Written request: Take the entries below and print all of them exactly, please.
== Provided data ==
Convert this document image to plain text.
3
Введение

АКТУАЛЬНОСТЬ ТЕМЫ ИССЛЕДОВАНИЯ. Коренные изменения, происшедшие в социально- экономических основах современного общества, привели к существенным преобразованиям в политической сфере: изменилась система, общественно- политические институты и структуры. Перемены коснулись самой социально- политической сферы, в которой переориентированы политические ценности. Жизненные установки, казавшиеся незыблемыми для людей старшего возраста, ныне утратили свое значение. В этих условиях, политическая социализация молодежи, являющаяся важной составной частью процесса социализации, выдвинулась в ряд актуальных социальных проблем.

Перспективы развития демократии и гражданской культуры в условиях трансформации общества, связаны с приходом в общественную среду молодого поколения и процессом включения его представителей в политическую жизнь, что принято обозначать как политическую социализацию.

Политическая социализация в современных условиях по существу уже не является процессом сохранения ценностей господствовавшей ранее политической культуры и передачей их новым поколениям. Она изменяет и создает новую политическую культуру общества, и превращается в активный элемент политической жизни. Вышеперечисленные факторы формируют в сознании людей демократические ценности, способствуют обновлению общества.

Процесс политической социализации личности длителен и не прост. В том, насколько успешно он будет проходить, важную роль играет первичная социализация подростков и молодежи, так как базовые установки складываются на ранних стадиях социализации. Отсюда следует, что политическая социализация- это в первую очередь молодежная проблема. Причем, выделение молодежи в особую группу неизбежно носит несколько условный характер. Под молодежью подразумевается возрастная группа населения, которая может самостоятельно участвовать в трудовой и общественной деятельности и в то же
===
Response:
Convert this document image to plain text.
3
Введение

АКТУАЛЬНОСТЬ ТЕМЫ ИССЛЕДОВАНИЯ. Коренные изменения, происшедшие в социально- экономических основах современного общества, привели к существенным преобразованиям в политической сфере: изменилась система, общественно- политические институты и структуры. Перемены коснулись самой социально- политической сферы, в которой переориентированы политические ценности. Жизненные установки, казавшиеся незыблемыми для людей старшего возраста, ныне утратили свое значение. В этих условиях, политическая социализация молодежи, являющаяся важной составной частью процесса социализации, выдвинулась в ряд актуальных социальных проблем.

Перспективы развития демократии и гражданской культуры в условиях трансформации общества, связаны с приходом в общественную среду молодого поколения и процессом включения его представителей в политическую жизнь, что принято обозначать как политическую социализацию.

Политическая социализация в современных условиях по существу уже не является процессом сохранения ценностей господствовавшей ранее политической культуры и передачей их новым поколениям. Она изменяет и создает новую политическую культуру общества, и превращается в активный элемент политической жизни. Вышеперечисленные факторы формируют в сознании людей демократические ценности, способствуют обновлению общества.

Процесс политической социализации личности длителен и не прост. В том, насколько успешно он будет проходить, важную роль играет первичная социализация подростков и молодежи, так как базовые установки складываются на ранних стадиях социализации. Отсюда следует, что политическая социализация- это в первую очередь молодежная проблема. Причем, выделение молодежи в особую группу неизбежно носит несколько условный характер. Под молодежью подразумевается возрастная группа населения, которая может самостоятельно участвовать в трудовой и общественной деятельности и в то же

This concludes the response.